STATED EXERCISE:
Locate and copy each line in the data that contains the word "name".

RECORDS TO USE:

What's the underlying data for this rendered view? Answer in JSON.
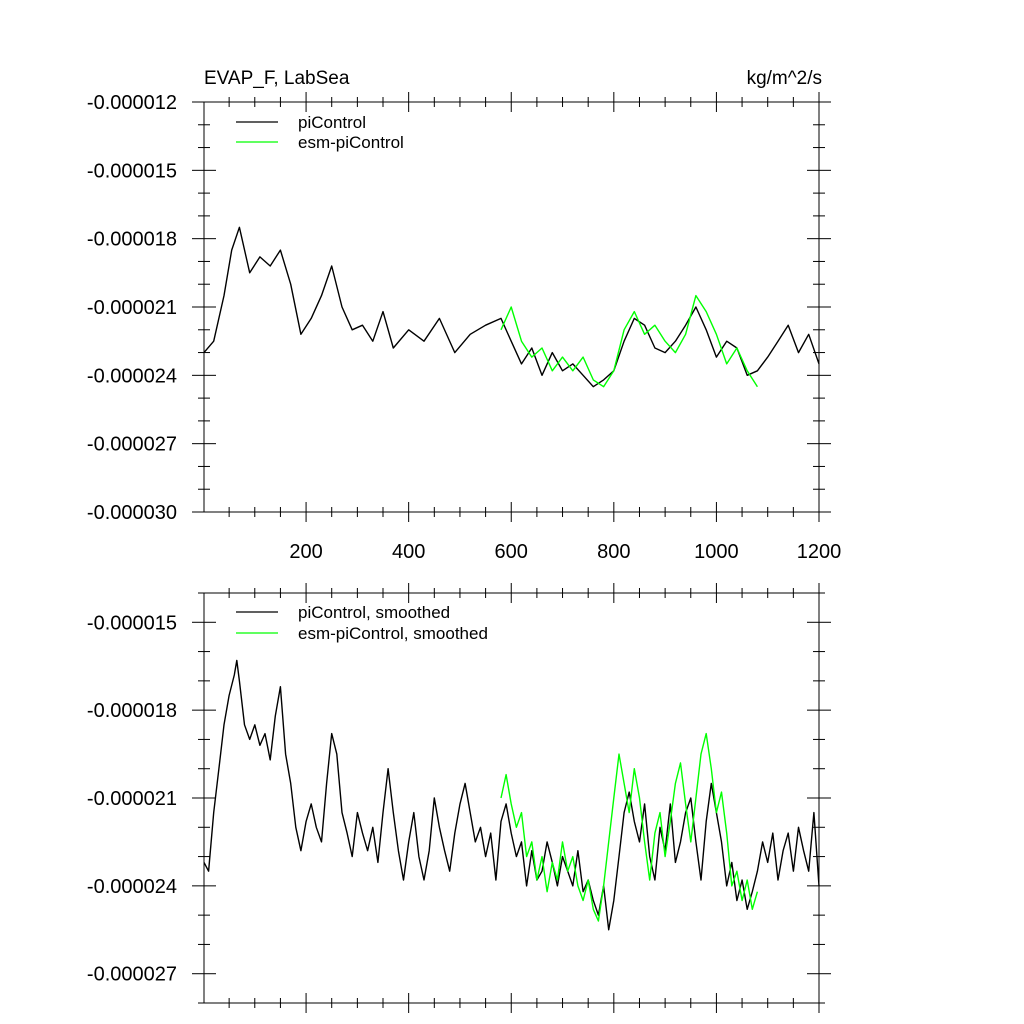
{
  "chart_data": [
    {
      "type": "line",
      "title": "EVAP_F, LabSea",
      "units": "kg/m^2/s",
      "xlim": [
        1,
        1200
      ],
      "ylim": [
        -3e-05,
        -1.2e-05
      ],
      "xticks": [
        200,
        400,
        600,
        800,
        1000,
        1200
      ],
      "xtick_labels": [
        "200",
        "400",
        "600",
        "800",
        "1000",
        "1200"
      ],
      "yticks": [
        -1.2e-05,
        -1.5e-05,
        -1.8e-05,
        -2.1e-05,
        -2.4e-05,
        -2.7e-05,
        -3e-05
      ],
      "ytick_labels": [
        "-0.000012",
        "-0.000015",
        "-0.000018",
        "-0.000021",
        "-0.000024",
        "-0.000027",
        "-0.000030"
      ],
      "legend_position": "top-left",
      "series": [
        {
          "name": "piControl",
          "color": "#000000",
          "x": [
            1,
            20,
            40,
            55,
            70,
            90,
            110,
            130,
            150,
            170,
            190,
            210,
            230,
            250,
            270,
            290,
            310,
            330,
            350,
            370,
            400,
            430,
            460,
            490,
            520,
            550,
            580,
            600,
            620,
            640,
            660,
            680,
            700,
            720,
            740,
            760,
            780,
            800,
            820,
            840,
            860,
            880,
            900,
            920,
            940,
            960,
            980,
            1000,
            1020,
            1040,
            1060,
            1080,
            1100,
            1120,
            1140,
            1160,
            1180,
            1200
          ],
          "y": [
            -2.3e-05,
            -2.25e-05,
            -2.05e-05,
            -1.85e-05,
            -1.75e-05,
            -1.95e-05,
            -1.88e-05,
            -1.92e-05,
            -1.85e-05,
            -2e-05,
            -2.22e-05,
            -2.15e-05,
            -2.05e-05,
            -1.92e-05,
            -2.1e-05,
            -2.2e-05,
            -2.18e-05,
            -2.25e-05,
            -2.12e-05,
            -2.28e-05,
            -2.2e-05,
            -2.25e-05,
            -2.15e-05,
            -2.3e-05,
            -2.22e-05,
            -2.18e-05,
            -2.15e-05,
            -2.25e-05,
            -2.35e-05,
            -2.28e-05,
            -2.4e-05,
            -2.3e-05,
            -2.38e-05,
            -2.35e-05,
            -2.4e-05,
            -2.45e-05,
            -2.42e-05,
            -2.38e-05,
            -2.25e-05,
            -2.15e-05,
            -2.18e-05,
            -2.28e-05,
            -2.3e-05,
            -2.25e-05,
            -2.18e-05,
            -2.1e-05,
            -2.2e-05,
            -2.32e-05,
            -2.25e-05,
            -2.28e-05,
            -2.4e-05,
            -2.38e-05,
            -2.32e-05,
            -2.25e-05,
            -2.18e-05,
            -2.3e-05,
            -2.22e-05,
            -2.35e-05
          ]
        },
        {
          "name": "esm-piControl",
          "color": "#00ff00",
          "x": [
            580,
            600,
            620,
            640,
            660,
            680,
            700,
            720,
            740,
            760,
            780,
            800,
            820,
            840,
            860,
            880,
            900,
            920,
            940,
            960,
            980,
            1000,
            1020,
            1040,
            1060,
            1080
          ],
          "y": [
            -2.2e-05,
            -2.1e-05,
            -2.25e-05,
            -2.32e-05,
            -2.28e-05,
            -2.38e-05,
            -2.32e-05,
            -2.38e-05,
            -2.32e-05,
            -2.42e-05,
            -2.45e-05,
            -2.38e-05,
            -2.2e-05,
            -2.12e-05,
            -2.22e-05,
            -2.18e-05,
            -2.25e-05,
            -2.3e-05,
            -2.22e-05,
            -2.05e-05,
            -2.12e-05,
            -2.22e-05,
            -2.35e-05,
            -2.28e-05,
            -2.38e-05,
            -2.45e-05
          ]
        }
      ]
    },
    {
      "type": "line",
      "xlim": [
        1,
        1200
      ],
      "ylim": [
        -2.8e-05,
        -1.4e-05
      ],
      "xticks": [
        200,
        400,
        600,
        800,
        1000,
        1200
      ],
      "yticks": [
        -1.5e-05,
        -1.8e-05,
        -2.1e-05,
        -2.4e-05,
        -2.7e-05
      ],
      "ytick_labels": [
        "-0.000015",
        "-0.000018",
        "-0.000021",
        "-0.000024",
        "-0.000027"
      ],
      "legend_position": "top-left",
      "series": [
        {
          "name": "piControl, smoothed",
          "color": "#000000",
          "x": [
            1,
            10,
            20,
            30,
            40,
            50,
            60,
            65,
            70,
            80,
            90,
            100,
            110,
            120,
            130,
            140,
            150,
            160,
            170,
            180,
            190,
            200,
            210,
            220,
            230,
            240,
            250,
            260,
            270,
            280,
            290,
            300,
            310,
            320,
            330,
            340,
            350,
            360,
            370,
            380,
            390,
            400,
            410,
            420,
            430,
            440,
            450,
            460,
            470,
            480,
            490,
            500,
            510,
            520,
            530,
            540,
            550,
            560,
            570,
            580,
            590,
            600,
            610,
            620,
            630,
            640,
            650,
            660,
            670,
            680,
            690,
            700,
            710,
            720,
            730,
            740,
            750,
            760,
            770,
            780,
            790,
            800,
            810,
            820,
            830,
            840,
            850,
            860,
            870,
            880,
            890,
            900,
            910,
            920,
            930,
            940,
            950,
            960,
            970,
            980,
            990,
            1000,
            1010,
            1020,
            1030,
            1040,
            1050,
            1060,
            1070,
            1080,
            1090,
            1100,
            1110,
            1120,
            1130,
            1140,
            1150,
            1160,
            1170,
            1180,
            1190,
            1200
          ],
          "y": [
            -2.32e-05,
            -2.35e-05,
            -2.15e-05,
            -2e-05,
            -1.85e-05,
            -1.75e-05,
            -1.68e-05,
            -1.63e-05,
            -1.7e-05,
            -1.85e-05,
            -1.9e-05,
            -1.85e-05,
            -1.92e-05,
            -1.88e-05,
            -1.97e-05,
            -1.82e-05,
            -1.72e-05,
            -1.95e-05,
            -2.05e-05,
            -2.2e-05,
            -2.28e-05,
            -2.18e-05,
            -2.12e-05,
            -2.2e-05,
            -2.25e-05,
            -2.05e-05,
            -1.88e-05,
            -1.95e-05,
            -2.15e-05,
            -2.22e-05,
            -2.3e-05,
            -2.15e-05,
            -2.22e-05,
            -2.28e-05,
            -2.2e-05,
            -2.32e-05,
            -2.15e-05,
            -2e-05,
            -2.15e-05,
            -2.28e-05,
            -2.38e-05,
            -2.25e-05,
            -2.15e-05,
            -2.3e-05,
            -2.38e-05,
            -2.28e-05,
            -2.1e-05,
            -2.2e-05,
            -2.28e-05,
            -2.35e-05,
            -2.22e-05,
            -2.12e-05,
            -2.05e-05,
            -2.15e-05,
            -2.25e-05,
            -2.2e-05,
            -2.3e-05,
            -2.22e-05,
            -2.38e-05,
            -2.18e-05,
            -2.12e-05,
            -2.22e-05,
            -2.3e-05,
            -2.25e-05,
            -2.4e-05,
            -2.28e-05,
            -2.38e-05,
            -2.35e-05,
            -2.25e-05,
            -2.32e-05,
            -2.4e-05,
            -2.3e-05,
            -2.35e-05,
            -2.4e-05,
            -2.28e-05,
            -2.42e-05,
            -2.38e-05,
            -2.45e-05,
            -2.5e-05,
            -2.4e-05,
            -2.55e-05,
            -2.45e-05,
            -2.3e-05,
            -2.15e-05,
            -2.08e-05,
            -2.18e-05,
            -2.25e-05,
            -2.12e-05,
            -2.3e-05,
            -2.38e-05,
            -2.2e-05,
            -2.28e-05,
            -2.12e-05,
            -2.32e-05,
            -2.25e-05,
            -2.15e-05,
            -2.1e-05,
            -2.25e-05,
            -2.38e-05,
            -2.18e-05,
            -2.05e-05,
            -2.15e-05,
            -2.25e-05,
            -2.4e-05,
            -2.32e-05,
            -2.45e-05,
            -2.38e-05,
            -2.48e-05,
            -2.42e-05,
            -2.35e-05,
            -2.25e-05,
            -2.32e-05,
            -2.22e-05,
            -2.38e-05,
            -2.28e-05,
            -2.22e-05,
            -2.35e-05,
            -2.2e-05,
            -2.28e-05,
            -2.35e-05,
            -2.15e-05,
            -2.4e-05
          ]
        },
        {
          "name": "esm-piControl, smoothed",
          "color": "#00ff00",
          "x": [
            580,
            590,
            600,
            610,
            620,
            630,
            640,
            650,
            660,
            670,
            680,
            690,
            700,
            710,
            720,
            730,
            740,
            750,
            760,
            770,
            780,
            790,
            800,
            810,
            820,
            830,
            840,
            850,
            860,
            870,
            880,
            890,
            900,
            910,
            920,
            930,
            940,
            950,
            960,
            970,
            980,
            990,
            1000,
            1010,
            1020,
            1030,
            1040,
            1050,
            1060,
            1070,
            1080
          ],
          "y": [
            -2.1e-05,
            -2.02e-05,
            -2.12e-05,
            -2.2e-05,
            -2.15e-05,
            -2.3e-05,
            -2.25e-05,
            -2.38e-05,
            -2.3e-05,
            -2.42e-05,
            -2.32e-05,
            -2.38e-05,
            -2.25e-05,
            -2.35e-05,
            -2.3e-05,
            -2.4e-05,
            -2.45e-05,
            -2.38e-05,
            -2.48e-05,
            -2.52e-05,
            -2.4e-05,
            -2.25e-05,
            -2.1e-05,
            -1.95e-05,
            -2.05e-05,
            -2.15e-05,
            -2e-05,
            -2.1e-05,
            -2.25e-05,
            -2.38e-05,
            -2.22e-05,
            -2.15e-05,
            -2.3e-05,
            -2.18e-05,
            -2.05e-05,
            -1.98e-05,
            -2.12e-05,
            -2.25e-05,
            -2.1e-05,
            -1.95e-05,
            -1.88e-05,
            -2e-05,
            -2.15e-05,
            -2.08e-05,
            -2.22e-05,
            -2.4e-05,
            -2.35e-05,
            -2.45e-05,
            -2.38e-05,
            -2.48e-05,
            -2.42e-05
          ]
        }
      ]
    }
  ]
}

RESPONSE FOR THIS EXERCISE:
          "name": "piControl",
          "name": "esm-piControl",
          "name": "piControl, smoothed",
          "name": "esm-piControl, smoothed",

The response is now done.